What you should do: Every line with the word "name" in it should be extracted from the data that follows.

— Start of Provided data —

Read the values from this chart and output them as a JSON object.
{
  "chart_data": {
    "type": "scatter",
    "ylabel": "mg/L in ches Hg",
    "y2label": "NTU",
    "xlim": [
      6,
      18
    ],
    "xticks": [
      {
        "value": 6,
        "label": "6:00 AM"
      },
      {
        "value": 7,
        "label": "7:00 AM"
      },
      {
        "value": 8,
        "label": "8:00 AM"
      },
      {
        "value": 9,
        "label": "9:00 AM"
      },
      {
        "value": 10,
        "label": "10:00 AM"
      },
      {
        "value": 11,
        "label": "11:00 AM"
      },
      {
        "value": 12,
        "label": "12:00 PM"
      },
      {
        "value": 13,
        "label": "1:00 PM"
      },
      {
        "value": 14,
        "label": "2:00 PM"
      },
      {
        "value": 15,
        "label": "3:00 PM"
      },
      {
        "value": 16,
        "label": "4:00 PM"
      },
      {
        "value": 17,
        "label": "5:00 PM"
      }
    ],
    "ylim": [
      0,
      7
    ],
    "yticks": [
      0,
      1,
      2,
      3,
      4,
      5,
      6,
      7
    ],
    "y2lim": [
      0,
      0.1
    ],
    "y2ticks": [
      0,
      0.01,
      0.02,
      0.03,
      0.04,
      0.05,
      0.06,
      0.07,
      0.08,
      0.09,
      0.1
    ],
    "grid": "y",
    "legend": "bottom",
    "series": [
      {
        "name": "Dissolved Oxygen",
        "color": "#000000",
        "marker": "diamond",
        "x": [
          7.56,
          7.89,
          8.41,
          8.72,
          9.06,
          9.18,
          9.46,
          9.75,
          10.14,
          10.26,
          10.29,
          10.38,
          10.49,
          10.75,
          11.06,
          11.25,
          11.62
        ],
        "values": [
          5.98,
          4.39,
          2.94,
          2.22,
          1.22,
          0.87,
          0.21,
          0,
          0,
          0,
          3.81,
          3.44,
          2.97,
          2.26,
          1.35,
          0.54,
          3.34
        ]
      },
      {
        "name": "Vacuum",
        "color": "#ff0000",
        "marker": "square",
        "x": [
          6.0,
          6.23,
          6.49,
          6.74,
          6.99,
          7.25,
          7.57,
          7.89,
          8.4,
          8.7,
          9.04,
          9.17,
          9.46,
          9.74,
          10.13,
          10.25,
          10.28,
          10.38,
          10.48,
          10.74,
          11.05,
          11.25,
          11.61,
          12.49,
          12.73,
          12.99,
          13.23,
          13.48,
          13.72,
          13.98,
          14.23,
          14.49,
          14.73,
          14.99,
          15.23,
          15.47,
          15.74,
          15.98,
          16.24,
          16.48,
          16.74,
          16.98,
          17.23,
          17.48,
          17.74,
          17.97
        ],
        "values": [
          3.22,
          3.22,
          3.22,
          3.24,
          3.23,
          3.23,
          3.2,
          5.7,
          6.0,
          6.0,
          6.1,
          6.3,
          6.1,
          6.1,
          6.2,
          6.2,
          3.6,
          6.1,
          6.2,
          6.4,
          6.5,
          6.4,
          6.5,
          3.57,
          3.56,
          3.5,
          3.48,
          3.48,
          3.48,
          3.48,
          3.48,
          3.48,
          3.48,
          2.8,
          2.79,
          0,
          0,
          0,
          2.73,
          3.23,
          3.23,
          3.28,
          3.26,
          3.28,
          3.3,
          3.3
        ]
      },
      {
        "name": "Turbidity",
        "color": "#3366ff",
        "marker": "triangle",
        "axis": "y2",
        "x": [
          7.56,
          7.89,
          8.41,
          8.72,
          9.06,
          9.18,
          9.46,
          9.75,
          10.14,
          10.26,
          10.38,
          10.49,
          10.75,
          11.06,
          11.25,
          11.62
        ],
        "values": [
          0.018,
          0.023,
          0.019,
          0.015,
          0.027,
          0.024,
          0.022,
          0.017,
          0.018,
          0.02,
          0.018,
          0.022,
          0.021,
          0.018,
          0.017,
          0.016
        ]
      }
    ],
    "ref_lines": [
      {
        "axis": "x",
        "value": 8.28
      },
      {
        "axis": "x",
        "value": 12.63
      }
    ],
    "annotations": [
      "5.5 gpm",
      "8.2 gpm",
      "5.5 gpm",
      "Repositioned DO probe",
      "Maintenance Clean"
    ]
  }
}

— End of Provided data —

Result for this exercise:
        "name": "Dissolved Oxygen",
        "name": "Vacuum",
        "name": "Turbidity",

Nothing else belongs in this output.